• Stated task: Wherever "private" appears in a line, list that line.

Records from a data collection:
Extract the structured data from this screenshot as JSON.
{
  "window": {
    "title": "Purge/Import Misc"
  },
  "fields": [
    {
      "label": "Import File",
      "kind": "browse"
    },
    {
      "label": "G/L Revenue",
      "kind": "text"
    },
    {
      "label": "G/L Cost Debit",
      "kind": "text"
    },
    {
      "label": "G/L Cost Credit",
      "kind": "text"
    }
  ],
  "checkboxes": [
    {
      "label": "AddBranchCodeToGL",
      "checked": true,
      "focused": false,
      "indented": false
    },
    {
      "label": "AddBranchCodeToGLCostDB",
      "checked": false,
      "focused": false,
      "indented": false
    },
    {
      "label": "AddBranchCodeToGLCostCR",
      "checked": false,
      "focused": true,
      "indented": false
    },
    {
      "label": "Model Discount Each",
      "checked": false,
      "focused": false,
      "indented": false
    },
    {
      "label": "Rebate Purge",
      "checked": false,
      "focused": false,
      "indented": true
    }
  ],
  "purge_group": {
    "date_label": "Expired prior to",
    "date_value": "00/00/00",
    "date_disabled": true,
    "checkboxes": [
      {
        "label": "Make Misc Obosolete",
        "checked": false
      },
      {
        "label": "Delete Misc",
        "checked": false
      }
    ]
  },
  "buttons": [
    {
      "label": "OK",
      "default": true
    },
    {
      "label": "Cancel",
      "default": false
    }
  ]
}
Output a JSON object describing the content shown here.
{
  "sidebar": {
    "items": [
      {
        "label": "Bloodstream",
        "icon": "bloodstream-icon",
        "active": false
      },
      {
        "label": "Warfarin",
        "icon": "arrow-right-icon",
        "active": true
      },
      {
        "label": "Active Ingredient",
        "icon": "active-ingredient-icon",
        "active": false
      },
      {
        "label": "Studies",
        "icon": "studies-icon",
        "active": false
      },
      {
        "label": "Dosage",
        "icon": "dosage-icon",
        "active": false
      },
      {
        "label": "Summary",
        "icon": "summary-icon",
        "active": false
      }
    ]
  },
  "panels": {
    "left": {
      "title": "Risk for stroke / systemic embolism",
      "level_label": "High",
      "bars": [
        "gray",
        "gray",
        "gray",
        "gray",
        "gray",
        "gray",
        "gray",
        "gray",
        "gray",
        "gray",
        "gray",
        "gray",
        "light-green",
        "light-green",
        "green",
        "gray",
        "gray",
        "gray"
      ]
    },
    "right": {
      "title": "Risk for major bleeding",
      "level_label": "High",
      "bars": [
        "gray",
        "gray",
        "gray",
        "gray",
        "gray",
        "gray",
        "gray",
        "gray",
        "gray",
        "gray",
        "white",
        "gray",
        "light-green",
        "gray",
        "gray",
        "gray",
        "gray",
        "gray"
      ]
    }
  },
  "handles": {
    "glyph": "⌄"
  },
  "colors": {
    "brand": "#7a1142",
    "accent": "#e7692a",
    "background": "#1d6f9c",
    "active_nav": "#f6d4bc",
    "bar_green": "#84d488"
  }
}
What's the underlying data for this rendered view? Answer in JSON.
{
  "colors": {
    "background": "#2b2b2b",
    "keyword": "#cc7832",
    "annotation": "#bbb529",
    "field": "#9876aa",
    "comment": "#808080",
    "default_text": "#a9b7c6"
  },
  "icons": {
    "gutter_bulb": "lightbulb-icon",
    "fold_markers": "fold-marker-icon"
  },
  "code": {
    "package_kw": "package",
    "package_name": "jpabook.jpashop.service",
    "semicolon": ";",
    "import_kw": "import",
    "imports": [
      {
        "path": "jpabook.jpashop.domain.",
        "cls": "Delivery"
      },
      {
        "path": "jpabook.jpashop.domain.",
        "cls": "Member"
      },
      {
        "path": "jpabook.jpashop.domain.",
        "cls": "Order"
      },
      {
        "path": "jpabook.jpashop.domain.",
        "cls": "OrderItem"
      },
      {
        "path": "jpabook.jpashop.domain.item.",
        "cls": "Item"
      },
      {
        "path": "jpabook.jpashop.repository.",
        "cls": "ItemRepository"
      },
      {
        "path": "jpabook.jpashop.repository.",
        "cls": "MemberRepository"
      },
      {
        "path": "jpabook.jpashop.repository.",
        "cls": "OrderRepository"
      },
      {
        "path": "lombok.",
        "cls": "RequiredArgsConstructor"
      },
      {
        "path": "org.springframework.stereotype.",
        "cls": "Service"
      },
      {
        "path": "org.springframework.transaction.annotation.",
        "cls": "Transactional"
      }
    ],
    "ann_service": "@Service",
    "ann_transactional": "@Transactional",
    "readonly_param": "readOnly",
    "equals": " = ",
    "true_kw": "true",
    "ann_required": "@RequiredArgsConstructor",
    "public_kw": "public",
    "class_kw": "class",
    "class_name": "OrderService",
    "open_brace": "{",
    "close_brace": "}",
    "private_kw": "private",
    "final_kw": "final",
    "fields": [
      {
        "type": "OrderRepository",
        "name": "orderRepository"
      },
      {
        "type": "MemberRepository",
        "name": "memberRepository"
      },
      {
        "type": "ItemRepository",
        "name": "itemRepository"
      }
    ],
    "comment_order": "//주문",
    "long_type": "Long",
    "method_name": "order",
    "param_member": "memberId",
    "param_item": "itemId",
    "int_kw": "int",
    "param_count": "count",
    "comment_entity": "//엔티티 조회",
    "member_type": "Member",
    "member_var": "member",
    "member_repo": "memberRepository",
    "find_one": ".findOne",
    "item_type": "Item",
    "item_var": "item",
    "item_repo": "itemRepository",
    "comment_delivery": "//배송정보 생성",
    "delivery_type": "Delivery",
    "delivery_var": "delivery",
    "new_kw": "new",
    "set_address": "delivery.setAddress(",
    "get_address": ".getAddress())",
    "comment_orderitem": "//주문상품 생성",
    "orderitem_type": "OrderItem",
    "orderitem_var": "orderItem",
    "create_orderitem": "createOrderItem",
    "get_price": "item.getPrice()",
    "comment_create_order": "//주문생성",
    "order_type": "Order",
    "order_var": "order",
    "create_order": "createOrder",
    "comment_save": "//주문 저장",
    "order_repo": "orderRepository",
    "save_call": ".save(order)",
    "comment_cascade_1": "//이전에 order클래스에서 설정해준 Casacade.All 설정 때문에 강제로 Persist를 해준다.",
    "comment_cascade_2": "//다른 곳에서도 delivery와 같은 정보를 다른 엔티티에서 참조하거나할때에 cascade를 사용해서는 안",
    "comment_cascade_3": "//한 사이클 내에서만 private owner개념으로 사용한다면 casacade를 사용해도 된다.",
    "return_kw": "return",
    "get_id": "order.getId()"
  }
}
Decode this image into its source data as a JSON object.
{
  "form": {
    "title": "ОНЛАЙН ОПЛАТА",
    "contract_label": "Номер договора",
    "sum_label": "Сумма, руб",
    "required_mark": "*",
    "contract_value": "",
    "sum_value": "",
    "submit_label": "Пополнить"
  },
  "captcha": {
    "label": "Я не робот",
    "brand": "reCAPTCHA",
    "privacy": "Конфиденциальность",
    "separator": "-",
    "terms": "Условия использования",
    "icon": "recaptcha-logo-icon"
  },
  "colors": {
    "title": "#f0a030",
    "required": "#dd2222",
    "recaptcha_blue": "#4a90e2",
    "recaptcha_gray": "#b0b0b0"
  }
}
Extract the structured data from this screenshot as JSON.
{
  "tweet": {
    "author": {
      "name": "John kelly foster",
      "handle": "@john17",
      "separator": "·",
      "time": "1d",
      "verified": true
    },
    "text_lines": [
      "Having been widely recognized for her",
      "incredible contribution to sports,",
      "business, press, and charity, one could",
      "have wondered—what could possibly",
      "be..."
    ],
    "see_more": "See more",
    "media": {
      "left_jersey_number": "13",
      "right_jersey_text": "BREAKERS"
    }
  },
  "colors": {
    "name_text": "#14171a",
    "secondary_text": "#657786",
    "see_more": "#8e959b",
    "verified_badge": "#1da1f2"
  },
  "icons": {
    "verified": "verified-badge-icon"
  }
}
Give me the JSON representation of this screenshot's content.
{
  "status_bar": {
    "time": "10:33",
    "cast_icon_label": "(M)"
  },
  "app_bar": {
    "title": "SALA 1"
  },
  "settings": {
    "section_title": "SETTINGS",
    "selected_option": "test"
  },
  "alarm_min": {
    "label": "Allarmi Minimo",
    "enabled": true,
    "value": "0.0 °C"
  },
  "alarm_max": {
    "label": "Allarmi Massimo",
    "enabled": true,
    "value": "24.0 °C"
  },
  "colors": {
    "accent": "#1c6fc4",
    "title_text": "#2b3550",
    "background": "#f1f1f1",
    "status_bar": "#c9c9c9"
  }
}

• Task answer:
    "private_kw": "private",
    "comment_cascade_3": "//한 사이클 내에서만 private owner개념으로 사용한다면 casacade를 사용해도 된다.",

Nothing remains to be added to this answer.